--- start of Material provided ---

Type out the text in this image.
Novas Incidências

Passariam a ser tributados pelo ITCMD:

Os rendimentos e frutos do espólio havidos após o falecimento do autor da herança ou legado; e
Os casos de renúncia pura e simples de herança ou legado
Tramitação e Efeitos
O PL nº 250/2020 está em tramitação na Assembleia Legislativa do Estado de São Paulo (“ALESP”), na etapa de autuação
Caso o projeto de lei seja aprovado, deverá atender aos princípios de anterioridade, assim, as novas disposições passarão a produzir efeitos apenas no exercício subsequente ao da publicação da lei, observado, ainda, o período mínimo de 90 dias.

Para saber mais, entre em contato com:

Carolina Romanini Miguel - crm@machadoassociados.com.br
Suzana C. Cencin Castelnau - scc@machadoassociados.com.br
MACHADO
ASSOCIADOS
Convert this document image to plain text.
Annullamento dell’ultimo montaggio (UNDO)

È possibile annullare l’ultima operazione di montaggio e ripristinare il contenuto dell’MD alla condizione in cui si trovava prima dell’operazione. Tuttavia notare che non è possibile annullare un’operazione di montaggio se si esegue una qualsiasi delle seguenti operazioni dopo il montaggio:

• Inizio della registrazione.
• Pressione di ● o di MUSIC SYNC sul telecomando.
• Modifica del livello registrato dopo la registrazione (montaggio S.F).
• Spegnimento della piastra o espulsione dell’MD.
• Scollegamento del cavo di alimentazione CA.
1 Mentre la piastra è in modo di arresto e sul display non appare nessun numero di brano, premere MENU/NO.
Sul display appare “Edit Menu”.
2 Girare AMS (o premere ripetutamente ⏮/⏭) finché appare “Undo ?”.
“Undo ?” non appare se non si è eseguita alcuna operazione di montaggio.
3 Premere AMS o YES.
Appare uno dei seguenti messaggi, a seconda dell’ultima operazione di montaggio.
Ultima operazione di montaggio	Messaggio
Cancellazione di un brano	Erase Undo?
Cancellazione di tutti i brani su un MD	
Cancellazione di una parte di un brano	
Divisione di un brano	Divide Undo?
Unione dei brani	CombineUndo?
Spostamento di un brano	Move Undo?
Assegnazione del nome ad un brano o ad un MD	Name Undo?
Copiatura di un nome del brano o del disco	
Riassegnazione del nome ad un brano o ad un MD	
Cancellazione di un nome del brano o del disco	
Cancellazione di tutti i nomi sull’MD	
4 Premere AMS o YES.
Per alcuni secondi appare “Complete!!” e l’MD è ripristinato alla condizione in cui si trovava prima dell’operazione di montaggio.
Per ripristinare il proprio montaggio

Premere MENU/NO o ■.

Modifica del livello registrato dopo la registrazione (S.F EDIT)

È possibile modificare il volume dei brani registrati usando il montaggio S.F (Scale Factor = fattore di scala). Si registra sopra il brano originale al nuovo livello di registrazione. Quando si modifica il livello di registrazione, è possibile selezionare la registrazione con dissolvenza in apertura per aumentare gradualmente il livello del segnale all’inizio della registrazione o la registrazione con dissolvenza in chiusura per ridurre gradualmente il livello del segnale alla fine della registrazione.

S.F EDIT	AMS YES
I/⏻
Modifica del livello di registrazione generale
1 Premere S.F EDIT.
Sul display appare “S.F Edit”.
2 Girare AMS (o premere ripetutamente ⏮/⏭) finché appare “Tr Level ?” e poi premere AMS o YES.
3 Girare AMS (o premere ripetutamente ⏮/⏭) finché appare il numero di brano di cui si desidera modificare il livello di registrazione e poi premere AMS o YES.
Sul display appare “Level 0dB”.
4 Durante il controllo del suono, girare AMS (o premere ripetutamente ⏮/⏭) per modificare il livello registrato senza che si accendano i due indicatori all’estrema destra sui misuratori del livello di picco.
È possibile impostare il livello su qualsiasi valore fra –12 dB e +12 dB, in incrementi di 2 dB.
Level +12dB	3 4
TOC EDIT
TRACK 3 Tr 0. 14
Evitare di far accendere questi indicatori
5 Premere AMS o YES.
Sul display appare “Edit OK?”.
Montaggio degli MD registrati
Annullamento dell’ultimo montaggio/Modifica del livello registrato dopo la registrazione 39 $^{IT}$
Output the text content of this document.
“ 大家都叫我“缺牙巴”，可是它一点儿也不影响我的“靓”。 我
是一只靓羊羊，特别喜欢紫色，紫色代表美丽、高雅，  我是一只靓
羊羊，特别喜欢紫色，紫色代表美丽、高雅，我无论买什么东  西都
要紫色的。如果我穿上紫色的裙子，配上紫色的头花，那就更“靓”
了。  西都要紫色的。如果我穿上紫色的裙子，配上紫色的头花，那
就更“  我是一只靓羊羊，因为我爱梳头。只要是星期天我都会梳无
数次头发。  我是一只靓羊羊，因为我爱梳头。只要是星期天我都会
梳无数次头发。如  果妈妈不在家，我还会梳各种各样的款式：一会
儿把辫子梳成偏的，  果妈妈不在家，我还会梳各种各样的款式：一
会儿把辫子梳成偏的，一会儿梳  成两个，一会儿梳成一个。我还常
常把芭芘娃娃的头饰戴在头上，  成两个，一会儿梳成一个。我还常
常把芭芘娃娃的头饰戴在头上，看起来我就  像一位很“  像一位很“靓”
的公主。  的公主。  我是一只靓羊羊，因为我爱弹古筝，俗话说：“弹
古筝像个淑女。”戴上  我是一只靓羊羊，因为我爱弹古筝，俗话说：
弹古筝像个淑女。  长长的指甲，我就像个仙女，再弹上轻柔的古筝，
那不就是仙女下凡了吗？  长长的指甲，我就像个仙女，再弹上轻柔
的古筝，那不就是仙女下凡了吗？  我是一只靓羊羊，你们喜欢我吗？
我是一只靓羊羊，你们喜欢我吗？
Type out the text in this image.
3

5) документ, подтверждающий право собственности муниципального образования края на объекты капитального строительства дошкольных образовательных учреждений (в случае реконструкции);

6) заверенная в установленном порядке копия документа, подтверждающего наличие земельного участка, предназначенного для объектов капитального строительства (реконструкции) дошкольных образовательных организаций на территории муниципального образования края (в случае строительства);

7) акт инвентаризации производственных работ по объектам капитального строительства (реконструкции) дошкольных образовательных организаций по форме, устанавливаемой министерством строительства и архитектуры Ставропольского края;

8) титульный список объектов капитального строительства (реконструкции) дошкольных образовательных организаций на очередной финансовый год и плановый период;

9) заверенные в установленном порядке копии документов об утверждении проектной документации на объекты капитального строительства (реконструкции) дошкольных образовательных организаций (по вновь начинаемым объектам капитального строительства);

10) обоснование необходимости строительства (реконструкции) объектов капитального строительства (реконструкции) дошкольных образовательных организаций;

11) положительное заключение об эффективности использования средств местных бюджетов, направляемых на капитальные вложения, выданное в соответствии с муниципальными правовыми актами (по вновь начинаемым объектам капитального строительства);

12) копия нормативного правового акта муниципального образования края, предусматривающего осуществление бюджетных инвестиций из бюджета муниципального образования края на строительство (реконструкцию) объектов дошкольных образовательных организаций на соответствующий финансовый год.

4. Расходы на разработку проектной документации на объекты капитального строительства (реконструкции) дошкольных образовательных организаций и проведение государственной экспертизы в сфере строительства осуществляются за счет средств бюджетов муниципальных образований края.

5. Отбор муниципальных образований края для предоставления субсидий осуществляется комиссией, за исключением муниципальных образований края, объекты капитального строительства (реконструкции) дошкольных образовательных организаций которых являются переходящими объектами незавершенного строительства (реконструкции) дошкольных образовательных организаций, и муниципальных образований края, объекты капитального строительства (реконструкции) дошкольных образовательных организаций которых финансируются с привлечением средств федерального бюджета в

--- end of Material provided ---

Each record above should be returned exactly as it appears.

> Exercise result
Type out the text in this image.
Novas Incidências

Passariam a ser tributados pelo ITCMD:

Os rendimentos e frutos do espólio havidos após o falecimento do autor da herança ou legado; e
Os casos de renúncia pura e simples de herança ou legado
Tramitação e Efeitos
O PL nº 250/2020 está em tramitação na Assembleia Legislativa do Estado de São Paulo (“ALESP”), na etapa de autuação
Caso o projeto de lei seja aprovado, deverá atender aos princípios de anterioridade, assim, as novas disposições passarão a produzir efeitos apenas no exercício subsequente ao da publicação da lei, observado, ainda, o período mínimo de 90 dias.

Para saber mais, entre em contato com:

Carolina Romanini Miguel - crm@machadoassociados.com.br
Suzana C. Cencin Castelnau - scc@machadoassociados.com.br
MACHADO
ASSOCIADOS
Convert this document image to plain text.
Annullamento dell’ultimo montaggio (UNDO)

È possibile annullare l’ultima operazione di montaggio e ripristinare il contenuto dell’MD alla condizione in cui si trovava prima dell’operazione. Tuttavia notare che non è possibile annullare un’operazione di montaggio se si esegue una qualsiasi delle seguenti operazioni dopo il montaggio:

• Inizio della registrazione.
• Pressione di ● o di MUSIC SYNC sul telecomando.
• Modifica del livello registrato dopo la registrazione (montaggio S.F).
• Spegnimento della piastra o espulsione dell’MD.
• Scollegamento del cavo di alimentazione CA.
1 Mentre la piastra è in modo di arresto e sul display non appare nessun numero di brano, premere MENU/NO.
Sul display appare “Edit Menu”.
2 Girare AMS (o premere ripetutamente ⏮/⏭) finché appare “Undo ?”.
“Undo ?” non appare se non si è eseguita alcuna operazione di montaggio.
3 Premere AMS o YES.
Appare uno dei seguenti messaggi, a seconda dell’ultima operazione di montaggio.
Ultima operazione di montaggio	Messaggio
Cancellazione di un brano	Erase Undo?
Cancellazione di tutti i brani su un MD	
Cancellazione di una parte di un brano	
Divisione di un brano	Divide Undo?
Unione dei brani	CombineUndo?
Spostamento di un brano	Move Undo?
Assegnazione del nome ad un brano o ad un MD	Name Undo?
Copiatura di un nome del brano o del disco	
Riassegnazione del nome ad un brano o ad un MD	
Cancellazione di un nome del brano o del disco	
Cancellazione di tutti i nomi sull’MD	
4 Premere AMS o YES.
Per alcuni secondi appare “Complete!!” e l’MD è ripristinato alla condizione in cui si trovava prima dell’operazione di montaggio.
Per ripristinare il proprio montaggio

Premere MENU/NO o ■.

Modifica del livello registrato dopo la registrazione (S.F EDIT)

È possibile modificare il volume dei brani registrati usando il montaggio S.F (Scale Factor = fattore di scala). Si registra sopra il brano originale al nuovo livello di registrazione. Quando si modifica il livello di registrazione, è possibile selezionare la registrazione con dissolvenza in apertura per aumentare gradualmente il livello del segnale all’inizio della registrazione o la registrazione con dissolvenza in chiusura per ridurre gradualmente il livello del segnale alla fine della registrazione.

S.F EDIT	AMS YES
I/⏻
Modifica del livello di registrazione generale
1 Premere S.F EDIT.
Sul display appare “S.F Edit”.
2 Girare AMS (o premere ripetutamente ⏮/⏭) finché appare “Tr Level ?” e poi premere AMS o YES.
3 Girare AMS (o premere ripetutamente ⏮/⏭) finché appare il numero di brano di cui si desidera modificare il livello di registrazione e poi premere AMS o YES.
Sul display appare “Level 0dB”.
4 Durante il controllo del suono, girare AMS (o premere ripetutamente ⏮/⏭) per modificare il livello registrato senza che si accendano i due indicatori all’estrema destra sui misuratori del livello di picco.
È possibile impostare il livello su qualsiasi valore fra –12 dB e +12 dB, in incrementi di 2 dB.
Level +12dB	3 4
TOC EDIT
TRACK 3 Tr 0. 14
Evitare di far accendere questi indicatori
5 Premere AMS o YES.
Sul display appare “Edit OK?”.
Montaggio degli MD registrati
Annullamento dell’ultimo montaggio/Modifica del livello registrato dopo la registrazione 39 $^{IT}$
Output the text content of this document.
“ 大家都叫我“缺牙巴”，可是它一点儿也不影响我的“靓”。 我
是一只靓羊羊，特别喜欢紫色，紫色代表美丽、高雅，  我是一只靓
羊羊，特别喜欢紫色，紫色代表美丽、高雅，我无论买什么东  西都
要紫色的。如果我穿上紫色的裙子，配上紫色的头花，那就更“靓”
了。  西都要紫色的。如果我穿上紫色的裙子，配上紫色的头花，那
就更“  我是一只靓羊羊，因为我爱梳头。只要是星期天我都会梳无
数次头发。  我是一只靓羊羊，因为我爱梳头。只要是星期天我都会
梳无数次头发。如  果妈妈不在家，我还会梳各种各样的款式：一会
儿把辫子梳成偏的，  果妈妈不在家，我还会梳各种各样的款式：一
会儿把辫子梳成偏的，一会儿梳  成两个，一会儿梳成一个。我还常
常把芭芘娃娃的头饰戴在头上，  成两个，一会儿梳成一个。我还常
常把芭芘娃娃的头饰戴在头上，看起来我就  像一位很“  像一位很“靓”
的公主。  的公主。  我是一只靓羊羊，因为我爱弹古筝，俗话说：“弹
古筝像个淑女。”戴上  我是一只靓羊羊，因为我爱弹古筝，俗话说：
弹古筝像个淑女。  长长的指甲，我就像个仙女，再弹上轻柔的古筝，
那不就是仙女下凡了吗？  长长的指甲，我就像个仙女，再弹上轻柔
的古筝，那不就是仙女下凡了吗？  我是一只靓羊羊，你们喜欢我吗？
我是一只靓羊羊，你们喜欢我吗？
Type out the text in this image.
3

5) документ, подтверждающий право собственности муниципального образования края на объекты капитального строительства дошкольных образовательных учреждений (в случае реконструкции);

6) заверенная в установленном порядке копия документа, подтверждающего наличие земельного участка, предназначенного для объектов капитального строительства (реконструкции) дошкольных образовательных организаций на территории муниципального образования края (в случае строительства);

7) акт инвентаризации производственных работ по объектам капитального строительства (реконструкции) дошкольных образовательных организаций по форме, устанавливаемой министерством строительства и архитектуры Ставропольского края;

8) титульный список объектов капитального строительства (реконструкции) дошкольных образовательных организаций на очередной финансовый год и плановый период;

9) заверенные в установленном порядке копии документов об утверждении проектной документации на объекты капитального строительства (реконструкции) дошкольных образовательных организаций (по вновь начинаемым объектам капитального строительства);

10) обоснование необходимости строительства (реконструкции) объектов капитального строительства (реконструкции) дошкольных образовательных организаций;

11) положительное заключение об эффективности использования средств местных бюджетов, направляемых на капитальные вложения, выданное в соответствии с муниципальными правовыми актами (по вновь начинаемым объектам капитального строительства);

12) копия нормативного правового акта муниципального образования края, предусматривающего осуществление бюджетных инвестиций из бюджета муниципального образования края на строительство (реконструкцию) объектов дошкольных образовательных организаций на соответствующий финансовый год.

4. Расходы на разработку проектной документации на объекты капитального строительства (реконструкции) дошкольных образовательных организаций и проведение государственной экспертизы в сфере строительства осуществляются за счет средств бюджетов муниципальных образований края.

5. Отбор муниципальных образований края для предоставления субсидий осуществляется комиссией, за исключением муниципальных образований края, объекты капитального строительства (реконструкции) дошкольных образовательных организаций которых являются переходящими объектами незавершенного строительства (реконструкции) дошкольных образовательных организаций, и муниципальных образований края, объекты капитального строительства (реконструкции) дошкольных образовательных организаций которых финансируются с привлечением средств федерального бюджета в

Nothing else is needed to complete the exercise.